### YOUR GOAL
Retype the material line for line, starting with its first line and stopping after the line that contains "workload-name: Paula — [537, 458, 571, 473]". Include both of those lines.

### EXERCISE INPUTS
# # # #
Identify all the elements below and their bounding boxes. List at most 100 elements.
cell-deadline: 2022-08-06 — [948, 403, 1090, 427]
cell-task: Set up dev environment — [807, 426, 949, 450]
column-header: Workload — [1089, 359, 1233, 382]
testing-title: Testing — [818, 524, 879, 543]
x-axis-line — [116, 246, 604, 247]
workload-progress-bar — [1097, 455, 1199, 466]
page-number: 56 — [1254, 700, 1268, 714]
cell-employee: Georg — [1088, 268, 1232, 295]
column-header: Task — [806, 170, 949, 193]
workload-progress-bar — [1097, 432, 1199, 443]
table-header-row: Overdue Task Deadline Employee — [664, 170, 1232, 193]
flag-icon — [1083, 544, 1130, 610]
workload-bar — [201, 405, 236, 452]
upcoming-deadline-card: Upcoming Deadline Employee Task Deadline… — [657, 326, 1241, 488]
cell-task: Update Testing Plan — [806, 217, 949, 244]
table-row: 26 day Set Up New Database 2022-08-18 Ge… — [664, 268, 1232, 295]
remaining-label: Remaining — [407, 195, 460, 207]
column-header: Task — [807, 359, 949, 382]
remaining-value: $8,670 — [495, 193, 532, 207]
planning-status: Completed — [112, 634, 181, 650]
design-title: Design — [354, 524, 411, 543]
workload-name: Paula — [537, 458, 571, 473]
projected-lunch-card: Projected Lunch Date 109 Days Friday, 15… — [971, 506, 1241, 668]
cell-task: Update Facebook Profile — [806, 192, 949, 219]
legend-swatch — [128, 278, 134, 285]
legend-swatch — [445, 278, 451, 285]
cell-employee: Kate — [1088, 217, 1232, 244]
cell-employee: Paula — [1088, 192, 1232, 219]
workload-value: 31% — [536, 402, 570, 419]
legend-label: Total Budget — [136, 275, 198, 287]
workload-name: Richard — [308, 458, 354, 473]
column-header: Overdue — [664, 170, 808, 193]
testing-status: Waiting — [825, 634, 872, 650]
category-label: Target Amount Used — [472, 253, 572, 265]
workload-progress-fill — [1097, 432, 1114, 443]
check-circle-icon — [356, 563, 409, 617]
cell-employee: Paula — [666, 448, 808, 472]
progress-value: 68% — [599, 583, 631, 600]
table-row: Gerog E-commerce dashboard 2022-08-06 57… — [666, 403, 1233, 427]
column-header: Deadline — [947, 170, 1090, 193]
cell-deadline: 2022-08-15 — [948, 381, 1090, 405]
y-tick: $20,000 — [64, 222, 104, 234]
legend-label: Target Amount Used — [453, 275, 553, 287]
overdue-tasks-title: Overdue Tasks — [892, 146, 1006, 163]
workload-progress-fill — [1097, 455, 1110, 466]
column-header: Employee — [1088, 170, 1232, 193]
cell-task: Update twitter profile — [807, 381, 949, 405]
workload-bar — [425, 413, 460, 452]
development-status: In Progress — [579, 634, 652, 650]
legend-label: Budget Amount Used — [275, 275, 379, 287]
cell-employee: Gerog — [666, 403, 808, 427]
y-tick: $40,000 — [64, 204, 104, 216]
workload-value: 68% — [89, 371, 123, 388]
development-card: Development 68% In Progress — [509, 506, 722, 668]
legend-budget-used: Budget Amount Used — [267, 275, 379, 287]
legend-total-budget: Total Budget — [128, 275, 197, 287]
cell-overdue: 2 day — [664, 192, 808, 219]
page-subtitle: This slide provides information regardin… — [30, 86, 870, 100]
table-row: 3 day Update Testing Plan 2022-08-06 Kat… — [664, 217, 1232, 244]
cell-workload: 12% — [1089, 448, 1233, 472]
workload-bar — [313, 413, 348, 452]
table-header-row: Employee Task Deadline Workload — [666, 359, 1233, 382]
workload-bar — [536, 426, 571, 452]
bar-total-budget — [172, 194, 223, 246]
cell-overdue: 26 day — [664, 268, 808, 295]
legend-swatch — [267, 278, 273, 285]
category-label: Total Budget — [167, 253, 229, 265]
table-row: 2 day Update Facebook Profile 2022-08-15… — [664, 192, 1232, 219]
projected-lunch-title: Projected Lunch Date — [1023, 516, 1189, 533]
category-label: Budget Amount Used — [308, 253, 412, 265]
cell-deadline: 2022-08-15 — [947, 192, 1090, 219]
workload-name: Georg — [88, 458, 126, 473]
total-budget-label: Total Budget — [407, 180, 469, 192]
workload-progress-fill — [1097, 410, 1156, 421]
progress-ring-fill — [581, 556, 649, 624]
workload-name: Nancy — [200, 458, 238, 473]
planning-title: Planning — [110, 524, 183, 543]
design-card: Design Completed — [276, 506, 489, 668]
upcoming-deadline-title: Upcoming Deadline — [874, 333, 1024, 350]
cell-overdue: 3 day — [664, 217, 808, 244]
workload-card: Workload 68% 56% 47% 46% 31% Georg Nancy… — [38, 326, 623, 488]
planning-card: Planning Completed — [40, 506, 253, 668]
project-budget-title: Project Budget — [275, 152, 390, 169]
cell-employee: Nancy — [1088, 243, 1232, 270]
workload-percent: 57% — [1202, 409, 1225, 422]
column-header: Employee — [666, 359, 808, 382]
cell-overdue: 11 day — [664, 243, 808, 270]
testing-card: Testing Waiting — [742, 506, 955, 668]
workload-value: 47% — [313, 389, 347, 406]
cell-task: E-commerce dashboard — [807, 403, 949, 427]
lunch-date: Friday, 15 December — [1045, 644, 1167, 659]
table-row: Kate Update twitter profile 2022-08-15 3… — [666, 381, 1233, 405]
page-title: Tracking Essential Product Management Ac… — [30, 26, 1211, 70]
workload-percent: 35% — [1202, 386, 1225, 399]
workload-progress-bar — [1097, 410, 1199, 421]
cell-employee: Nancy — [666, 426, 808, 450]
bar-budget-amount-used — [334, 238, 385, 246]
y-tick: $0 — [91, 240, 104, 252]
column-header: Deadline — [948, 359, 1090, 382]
# # # #
### FINAL ANSWER
Identify all the elements below and their bounding boxes. List at most 100 elements.
cell-deadline: 2022-08-06 — [948, 403, 1090, 427]
cell-task: Set up dev environment — [807, 426, 949, 450]
column-header: Workload — [1089, 359, 1233, 382]
testing-title: Testing — [818, 524, 879, 543]
x-axis-line — [116, 246, 604, 247]
workload-progress-bar — [1097, 455, 1199, 466]
page-number: 56 — [1254, 700, 1268, 714]
cell-employee: Georg — [1088, 268, 1232, 295]
column-header: Task — [806, 170, 949, 193]
workload-progress-bar — [1097, 432, 1199, 443]
table-header-row: Overdue Task Deadline Employee — [664, 170, 1232, 193]
flag-icon — [1083, 544, 1130, 610]
workload-bar — [201, 405, 236, 452]
upcoming-deadline-card: Upcoming Deadline Employee Task Deadline… — [657, 326, 1241, 488]
cell-task: Update Testing Plan — [806, 217, 949, 244]
table-row: 26 day Set Up New Database 2022-08-18 Ge… — [664, 268, 1232, 295]
remaining-label: Remaining — [407, 195, 460, 207]
column-header: Task — [807, 359, 949, 382]
remaining-value: $8,670 — [495, 193, 532, 207]
planning-status: Completed — [112, 634, 181, 650]
design-title: Design — [354, 524, 411, 543]
workload-name: Paula — [537, 458, 571, 473]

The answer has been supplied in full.